◆ **DATASET ROWS**
------------------------------------

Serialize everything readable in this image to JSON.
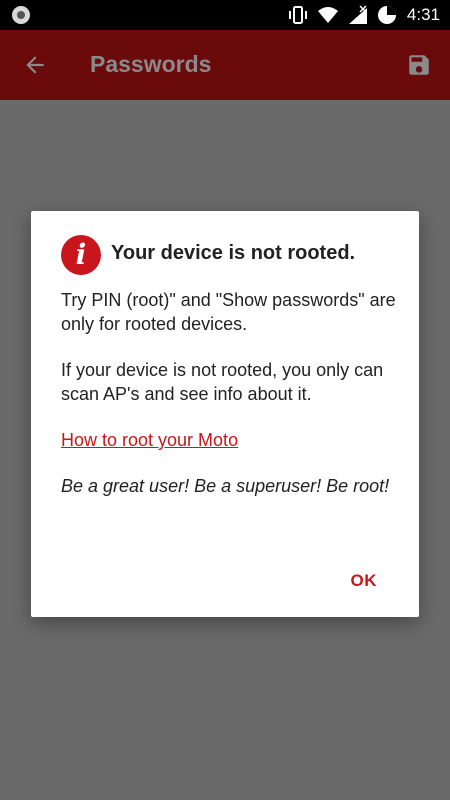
{
  "status_bar": {
    "time": "4:31",
    "icons": [
      "circle-app-icon",
      "vibrate-icon",
      "wifi-icon",
      "signal-off-icon",
      "battery-icon"
    ]
  },
  "app_bar": {
    "title": "Passwords",
    "back_icon": "arrow-left",
    "save_icon": "save-floppy"
  },
  "dialog": {
    "icon": "info-i",
    "title": "Your device is not rooted.",
    "paragraphs": [
      "Try PIN (root)\" and \"Show passwords\" are only for rooted devices.",
      "If your device is not rooted, you only can scan AP's and see info about it."
    ],
    "link_text": "How to root your Moto",
    "closing_text": "Be a great user! Be a superuser! Be root!",
    "ok_label": "OK"
  },
  "colors": {
    "app_bar": "#6b0a0a",
    "accent": "#c9161c",
    "overlay": "#6a6a6a"
  }
}
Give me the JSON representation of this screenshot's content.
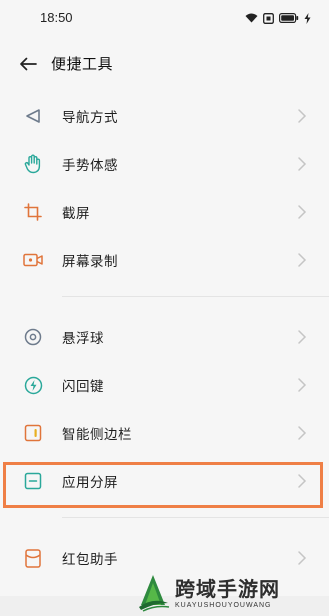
{
  "status_bar": {
    "time": "18:50",
    "icons": [
      "wifi-icon",
      "screen-icon",
      "battery-icon",
      "charging-icon"
    ]
  },
  "header": {
    "title": "便捷工具",
    "back_icon": "back-arrow-icon"
  },
  "section1": [
    {
      "label": "导航方式",
      "icon": "navigation-icon"
    },
    {
      "label": "手势体感",
      "icon": "gesture-icon"
    },
    {
      "label": "截屏",
      "icon": "crop-icon"
    },
    {
      "label": "屏幕录制",
      "icon": "screen-record-icon"
    }
  ],
  "section2": [
    {
      "label": "悬浮球",
      "icon": "floating-ball-icon"
    },
    {
      "label": "闪回键",
      "icon": "flashback-key-icon"
    },
    {
      "label": "智能侧边栏",
      "icon": "smart-sidebar-icon"
    },
    {
      "label": "应用分屏",
      "icon": "split-screen-icon"
    }
  ],
  "section3": [
    {
      "label": "红包助手",
      "icon": "red-packet-icon"
    }
  ],
  "watermark": {
    "name_cn": "跨域手游网",
    "name_en": "KUAYUSHOUYOUWANG"
  },
  "colors": {
    "accent_teal": "#2aa89a",
    "accent_orange": "#e0743a",
    "highlight_border": "#ef7f46",
    "icon_gray": "#6e7b8c"
  }
}
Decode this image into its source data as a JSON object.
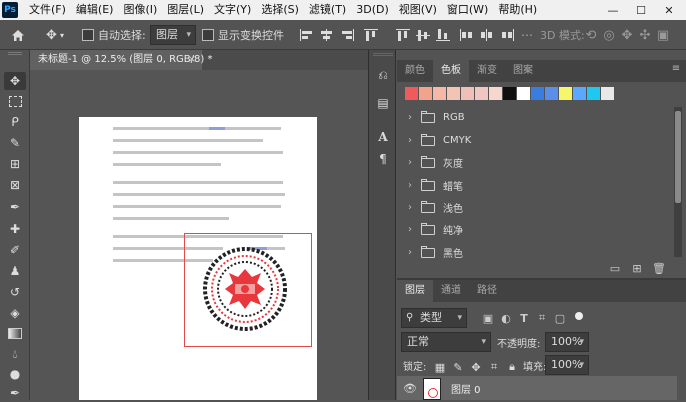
{
  "app": {
    "logo": "Ps"
  },
  "menu": [
    "文件(F)",
    "编辑(E)",
    "图像(I)",
    "图层(L)",
    "文字(Y)",
    "选择(S)",
    "滤镜(T)",
    "3D(D)",
    "视图(V)",
    "窗口(W)",
    "帮助(H)"
  ],
  "window_controls": {
    "minimize": "—",
    "maximize": "☐",
    "close": "✕"
  },
  "options": {
    "auto_select_label": "自动选择:",
    "auto_select_target": "图层",
    "show_transform_label": "显示变换控件",
    "mode_3d_label": "3D 模式:"
  },
  "document": {
    "tab_title": "未标题-1 @ 12.5% (图层 0, RGB/8) *",
    "tab_close": "×"
  },
  "swatches_panel": {
    "tabs": [
      "颜色",
      "色板",
      "渐变",
      "图案"
    ],
    "active_tab": "色板",
    "recent_colors": [
      "#f05a5a",
      "#f2a38c",
      "#f5b8a8",
      "#f3c4b5",
      "#f0c0b8",
      "#f2c6c0",
      "#f7d6d0",
      "#101010",
      "#ffffff",
      "#3a7de0",
      "#5a8ee8",
      "#f6f66a",
      "#5aa8ff",
      "#1ec8f0",
      "#e8e8e8"
    ],
    "groups": [
      "RGB",
      "CMYK",
      "灰度",
      "蜡笔",
      "浅色",
      "纯净",
      "黑色"
    ]
  },
  "layers_panel": {
    "tabs": [
      "图层",
      "通道",
      "路径"
    ],
    "active_tab": "图层",
    "filter_label": "类型",
    "blend_mode": "正常",
    "opacity_label": "不透明度:",
    "opacity_value": "100%",
    "lock_label": "锁定:",
    "fill_label": "填充:",
    "fill_value": "100%",
    "layers": [
      {
        "name": "图层 0",
        "visible": true
      }
    ]
  },
  "colors": {
    "ui_dark": "#535353",
    "panel_tab_bg": "#424242",
    "selection_border": "#e04a4a",
    "stamp_red": "#e8383d"
  }
}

------------------------------------

◆ **EXERCISE DETAILS**
Retype the entries word for word. Omit any images.

◆ **SOLVED EXERCISE**
Serialize everything readable in this image to JSON.
{
  "status_bar": {
    "time": "4:31",
    "icons": [
      "circle-app-icon",
      "vibrate-icon",
      "wifi-icon",
      "signal-off-icon",
      "battery-icon"
    ]
  },
  "app_bar": {
    "title": "Passwords",
    "back_icon": "arrow-left",
    "save_icon": "save-floppy"
  },
  "dialog": {
    "icon": "info-i",
    "title": "Your device is not rooted.",
    "paragraphs": [
      "Try PIN (root)\" and \"Show passwords\" are only for rooted devices.",
      "If your device is not rooted, you only can scan AP's and see info about it."
    ],
    "link_text": "How to root your Moto",
    "closing_text": "Be a great user! Be a superuser! Be root!",
    "ok_label": "OK"
  },
  "colors": {
    "app_bar": "#6b0a0a",
    "accent": "#c9161c",
    "overlay": "#6a6a6a"
  }
}
Give me the JSON representation of this screenshot's content.
{
  "status_bar": {
    "time": "18:50",
    "icons": [
      "wifi-icon",
      "screen-icon",
      "battery-icon",
      "charging-icon"
    ]
  },
  "header": {
    "title": "便捷工具",
    "back_icon": "back-arrow-icon"
  },
  "section1": [
    {
      "label": "导航方式",
      "icon": "navigation-icon"
    },
    {
      "label": "手势体感",
      "icon": "gesture-icon"
    },
    {
      "label": "截屏",
      "icon": "crop-icon"
    },
    {
      "label": "屏幕录制",
      "icon": "screen-record-icon"
    }
  ],
  "section2": [
    {
      "label": "悬浮球",
      "icon": "floating-ball-icon"
    },
    {
      "label": "闪回键",
      "icon": "flashback-key-icon"
    },
    {
      "label": "智能侧边栏",
      "icon": "smart-sidebar-icon"
    },
    {
      "label": "应用分屏",
      "icon": "split-screen-icon"
    }
  ],
  "section3": [
    {
      "label": "红包助手",
      "icon": "red-packet-icon"
    }
  ],
  "watermark": {
    "name_cn": "跨域手游网",
    "name_en": "KUAYUSHOUYOUWANG"
  },
  "colors": {
    "accent_teal": "#2aa89a",
    "accent_orange": "#e0743a",
    "highlight_border": "#ef7f46",
    "icon_gray": "#6e7b8c"
  }
}
Decode this image into its source data as a JSON object.
{
  "app": {
    "logo": "Ps"
  },
  "menu": [
    "文件(F)",
    "编辑(E)",
    "图像(I)",
    "图层(L)",
    "文字(Y)",
    "选择(S)",
    "滤镜(T)",
    "3D(D)",
    "视图(V)",
    "窗口(W)",
    "帮助(H)"
  ],
  "window_controls": {
    "minimize": "—",
    "maximize": "☐",
    "close": "✕"
  },
  "options": {
    "auto_select_label": "自动选择:",
    "auto_select_target": "图层",
    "show_transform_label": "显示变换控件",
    "mode_3d_label": "3D 模式:"
  },
  "document": {
    "tab_title": "未标题-1 @ 12.5% (图层 0, RGB/8) *",
    "tab_close": "×"
  },
  "swatches_panel": {
    "tabs": [
      "颜色",
      "色板",
      "渐变",
      "图案"
    ],
    "active_tab": "色板",
    "recent_colors": [
      "#f05a5a",
      "#f2a38c",
      "#f5b8a8",
      "#f3c4b5",
      "#f0c0b8",
      "#f2c6c0",
      "#f7d6d0",
      "#101010",
      "#ffffff",
      "#3a7de0",
      "#5a8ee8",
      "#f6f66a",
      "#5aa8ff",
      "#1ec8f0",
      "#e8e8e8"
    ],
    "groups": [
      "RGB",
      "CMYK",
      "灰度",
      "蜡笔",
      "浅色",
      "纯净",
      "黑色"
    ]
  },
  "layers_panel": {
    "tabs": [
      "图层",
      "通道",
      "路径"
    ],
    "active_tab": "图层",
    "filter_label": "类型",
    "blend_mode": "正常",
    "opacity_label": "不透明度:",
    "opacity_value": "100%",
    "lock_label": "锁定:",
    "fill_label": "填充:",
    "fill_value": "100%",
    "layers": [
      {
        "name": "图层 0",
        "visible": true
      }
    ]
  },
  "colors": {
    "ui_dark": "#535353",
    "panel_tab_bg": "#424242",
    "selection_border": "#e04a4a",
    "stamp_red": "#e8383d"
  }
}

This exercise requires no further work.